Prompt: Reproduce each of the following entries word for word, omitting the pictures from your reply.

Excerpted records:

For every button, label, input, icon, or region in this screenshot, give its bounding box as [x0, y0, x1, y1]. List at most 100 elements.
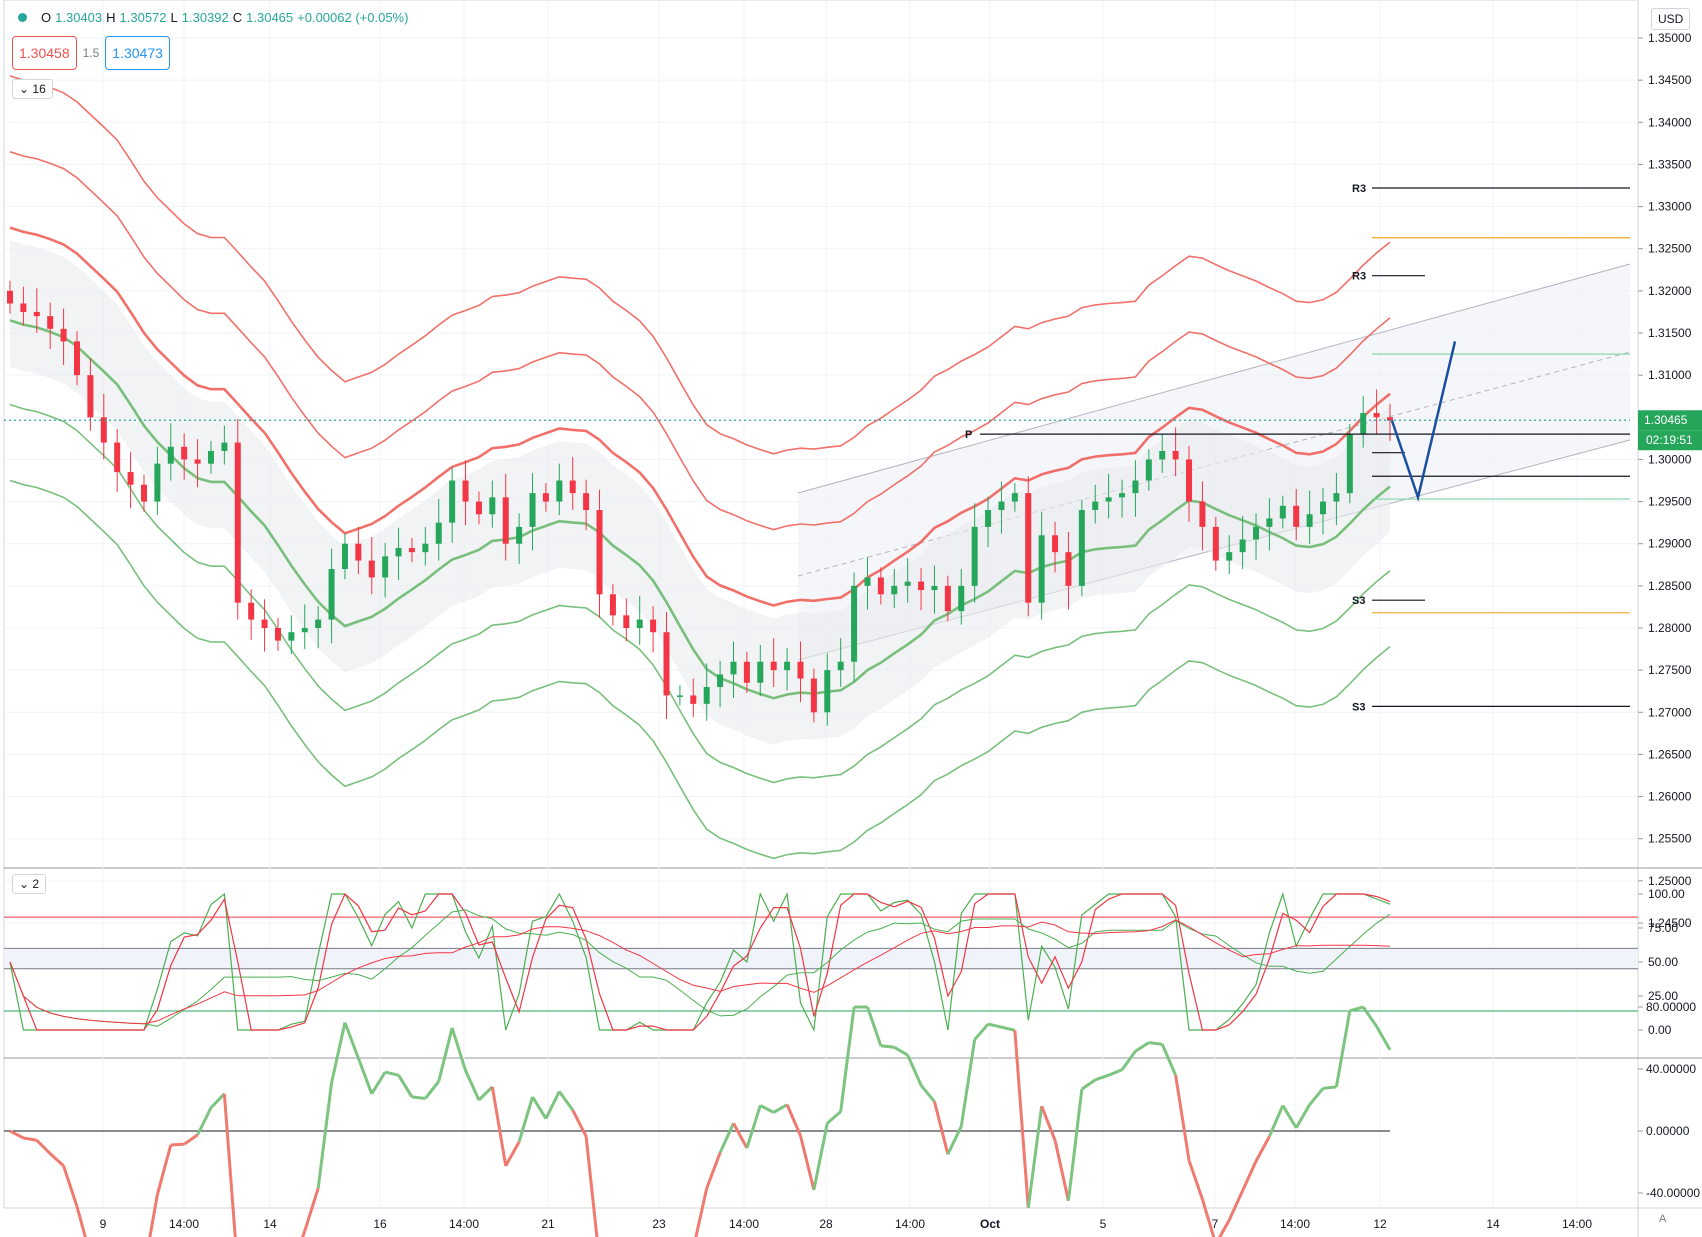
candle-body: [341, 543, 348, 569]
candle-body: [676, 695, 683, 697]
mom-segment: [1026, 1106, 1044, 1208]
mom-segment: [933, 1101, 950, 1155]
mom-segment: [397, 1074, 414, 1098]
candle-body: [1159, 451, 1166, 460]
mom-segment: [330, 1022, 347, 1084]
candle-body: [408, 547, 415, 553]
market-status-icon: [18, 13, 27, 22]
price-tick-label: 1.29000: [1648, 537, 1692, 551]
change-value: +0.00062 (+0.05%): [297, 10, 409, 25]
mom-segment: [49, 1152, 65, 1167]
mom-segment: [477, 1085, 494, 1102]
candle-body: [717, 674, 724, 687]
close-value: 1.30465: [246, 10, 294, 25]
candle-body: [140, 484, 147, 502]
candle-body: [1186, 459, 1193, 502]
candle-body: [851, 585, 858, 662]
mom-segment: [571, 1109, 588, 1138]
candle-body: [596, 510, 603, 595]
low-label: L: [170, 10, 178, 25]
mom-segment: [799, 1135, 816, 1191]
candle-body: [1266, 518, 1273, 527]
osc-tick-label: 0.00: [1648, 1023, 1672, 1037]
candle-body: [529, 493, 536, 527]
mom-segment: [301, 1230, 307, 1237]
price-tick-label: 1.35000: [1648, 31, 1692, 45]
candle-body: [958, 585, 965, 612]
candle-body: [1346, 434, 1353, 494]
projection-line[interactable]: [1390, 341, 1457, 502]
candle-body: [33, 311, 40, 317]
candle-body: [395, 547, 402, 557]
price-tick-label: 1.27000: [1648, 705, 1692, 719]
candle-body: [221, 442, 228, 451]
upper-band-3: [9, 75, 1391, 455]
candle-body: [194, 459, 201, 464]
mom-segment: [1120, 1050, 1137, 1071]
mom-segment: [170, 1142, 185, 1147]
mom-segment: [1361, 1006, 1378, 1028]
price-tick-label: 1.33000: [1648, 200, 1692, 214]
pane-2-collapse-button[interactable]: ⌄ 2: [12, 874, 47, 894]
time-tick-label: 5: [1100, 1217, 1107, 1231]
pane-1-collapse-button[interactable]: ⌄ 16: [12, 79, 53, 99]
candle-body: [516, 526, 523, 544]
mom-segment: [75, 1206, 87, 1237]
candle-body: [837, 661, 844, 671]
candle-body: [355, 543, 362, 561]
candle-body: [583, 493, 590, 510]
mom-segment: [826, 1110, 842, 1125]
high-value: 1.30572: [119, 10, 167, 25]
mom-segment: [148, 1194, 159, 1237]
mom-segment: [1218, 1219, 1231, 1237]
candle-body: [1239, 539, 1246, 553]
mom-segment: [584, 1136, 599, 1237]
candle-body: [944, 585, 951, 612]
mom-segment: [959, 1039, 977, 1127]
candle-body: [449, 480, 456, 523]
candle-body: [1119, 493, 1126, 498]
mom-segment: [1187, 1159, 1204, 1200]
currency-button[interactable]: USD: [1651, 8, 1691, 30]
mom-segment: [1334, 1010, 1352, 1088]
candle-body: [918, 581, 925, 591]
mom-segment: [1281, 1104, 1298, 1129]
candle-body: [167, 446, 174, 464]
candle-body: [891, 585, 898, 595]
mom-segment: [973, 1023, 990, 1041]
mom-segment: [732, 1122, 749, 1149]
candle-body: [301, 628, 308, 633]
projection-path[interactable]: [1390, 341, 1457, 502]
mom-segment: [411, 1095, 426, 1100]
price-tick-label: 1.28500: [1648, 579, 1692, 593]
mom-segment: [785, 1104, 802, 1137]
price-tick-label: 1.31000: [1648, 368, 1692, 382]
candle-body: [100, 417, 107, 443]
sell-button[interactable]: 1.30458: [12, 36, 77, 70]
candle-body: [770, 661, 777, 671]
buy-button[interactable]: 1.30473: [105, 36, 170, 70]
axes: 1.35000 1.34500 1.34000 1.33500 1.33000 1.325…: [100, 31, 1702, 1231]
candle-body: [315, 619, 322, 628]
ohlc-legend: O 1.30403 H 1.30572 L 1.30392 C 1.30465 +0.0…: [18, 10, 408, 25]
candle-body: [274, 628, 281, 641]
mom-tick-label: 80.00000: [1646, 1000, 1696, 1014]
open-label: O: [41, 10, 52, 25]
mom-segment: [531, 1096, 548, 1120]
close-label: C: [232, 10, 243, 25]
bid-ask-panel: 1.30458 1.5 1.30473: [12, 36, 170, 70]
auto-scale-button[interactable]: A: [1659, 1213, 1667, 1225]
mom-segment: [437, 1027, 454, 1082]
candle-body: [1333, 493, 1340, 502]
candlestick-series: [7, 280, 1393, 726]
candle-body: [261, 619, 268, 628]
mom-segment: [196, 1107, 213, 1136]
candle-body: [1132, 480, 1139, 494]
osc-tick-label: 100.00: [1648, 887, 1685, 901]
mom-segment: [1268, 1104, 1285, 1138]
time-tick-label: 28: [819, 1217, 833, 1231]
candle-body: [1172, 451, 1179, 460]
mom-segment: [745, 1104, 762, 1149]
time-tick-label: 14:00: [895, 1217, 925, 1231]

Final result:
For every button, label, input, icon, or region in this screenshot, give its bounding box as [x0, y0, x1, y1]. List at most 100 elements.
candle-body: [341, 543, 348, 569]
candle-body: [676, 695, 683, 697]
mom-segment: [1026, 1106, 1044, 1208]
mom-segment: [933, 1101, 950, 1155]
mom-segment: [397, 1074, 414, 1098]
candle-body: [1159, 451, 1166, 460]
mom-segment: [330, 1022, 347, 1084]
candle-body: [408, 547, 415, 553]
market-status-icon: [18, 13, 27, 22]
price-tick-label: 1.29000: [1648, 537, 1692, 551]
change-value: +0.00062 (+0.05%): [297, 10, 409, 25]
mom-segment: [49, 1152, 65, 1167]
mom-segment: [477, 1085, 494, 1102]
candle-body: [717, 674, 724, 687]
close-value: 1.30465: [246, 10, 294, 25]
candle-body: [140, 484, 147, 502]
candle-body: [1186, 459, 1193, 502]
candle-body: [851, 585, 858, 662]
mom-segment: [571, 1109, 588, 1138]
candle-body: [596, 510, 603, 595]
low-label: L: [170, 10, 178, 25]
mom-segment: [799, 1135, 816, 1191]
candle-body: [1266, 518, 1273, 527]
osc-tick-label: 0.00: [1648, 1023, 1672, 1037]
candle-body: [529, 493, 536, 527]
mom-segment: [301, 1230, 307, 1237]
price-tick-label: 1.35000: [1648, 31, 1692, 45]
candle-body: [958, 585, 965, 612]
candle-body: [1346, 434, 1353, 494]
projection-line[interactable]: [1390, 341, 1457, 502]
candle-body: [33, 311, 40, 317]
candle-body: [395, 547, 402, 557]
price-tick-label: 1.27000: [1648, 705, 1692, 719]
candle-body: [221, 442, 228, 451]
upper-band-3: [9, 75, 1391, 455]
candle-body: [194, 459, 201, 464]
mom-segment: [1120, 1050, 1137, 1071]
mom-segment: [170, 1142, 185, 1147]
mom-segment: [1361, 1006, 1378, 1028]
price-tick-label: 1.33000: [1648, 200, 1692, 214]
pane-2-collapse-button[interactable]: ⌄ 2: [12, 874, 47, 894]
time-tick-label: 5: [1100, 1217, 1107, 1231]
pane-1-collapse-button[interactable]: ⌄ 16: [12, 79, 53, 99]
candle-body: [516, 526, 523, 544]
mom-segment: [75, 1206, 87, 1237]
candle-body: [837, 661, 844, 671]
candle-body: [355, 543, 362, 561]
candle-body: [583, 493, 590, 510]
mom-segment: [826, 1110, 842, 1125]
high-value: 1.30572: [119, 10, 167, 25]
mom-segment: [148, 1194, 159, 1237]
mom-segment: [1218, 1219, 1231, 1237]
candle-body: [1239, 539, 1246, 553]
mom-segment: [584, 1136, 599, 1237]
candle-body: [944, 585, 951, 612]
mom-segment: [959, 1039, 977, 1127]
candle-body: [449, 480, 456, 523]
candle-body: [1119, 493, 1126, 498]
mom-segment: [1187, 1159, 1204, 1200]
currency-button[interactable]: USD: [1651, 8, 1691, 30]
mom-segment: [1334, 1010, 1352, 1088]
candle-body: [918, 581, 925, 591]
mom-segment: [1281, 1104, 1298, 1129]
candle-body: [167, 446, 174, 464]
candle-body: [891, 585, 898, 595]
mom-segment: [973, 1023, 990, 1041]
mom-segment: [732, 1122, 749, 1149]
candle-body: [301, 628, 308, 633]
projection-path[interactable]: [1390, 341, 1457, 502]
mom-segment: [411, 1095, 426, 1100]
price-tick-label: 1.28500: [1648, 579, 1692, 593]
mom-segment: [785, 1104, 802, 1137]
price-tick-label: 1.31000: [1648, 368, 1692, 382]
candle-body: [100, 417, 107, 443]
sell-button[interactable]: 1.30458: [12, 36, 77, 70]
candle-body: [770, 661, 777, 671]
buy-button[interactable]: 1.30473: [105, 36, 170, 70]
axes: 1.35000 1.34500 1.34000 1.33500 1.33000 1.325…: [100, 31, 1702, 1231]
candle-body: [315, 619, 322, 628]
ohlc-legend: O 1.30403 H 1.30572 L 1.30392 C 1.30465 +0.0…: [18, 10, 408, 25]
candle-body: [274, 628, 281, 641]
mom-tick-label: 80.00000: [1646, 1000, 1696, 1014]
open-label: O: [41, 10, 52, 25]
mom-segment: [531, 1096, 548, 1120]
close-label: C: [232, 10, 243, 25]
bid-ask-panel: 1.30458 1.5 1.30473: [12, 36, 170, 70]
auto-scale-button[interactable]: A: [1659, 1213, 1667, 1225]
mom-segment: [437, 1027, 454, 1082]
candle-body: [1333, 493, 1340, 502]
candlestick-series: [7, 280, 1393, 726]
candle-body: [261, 619, 268, 628]
mom-segment: [196, 1107, 213, 1136]
candle-body: [1132, 480, 1139, 494]
osc-tick-label: 100.00: [1648, 887, 1685, 901]
mom-segment: [1268, 1104, 1285, 1138]
time-tick-label: 28: [819, 1217, 833, 1231]
candle-body: [1172, 451, 1179, 460]
mom-segment: [745, 1104, 762, 1149]
time-tick-label: 14:00: [895, 1217, 925, 1231]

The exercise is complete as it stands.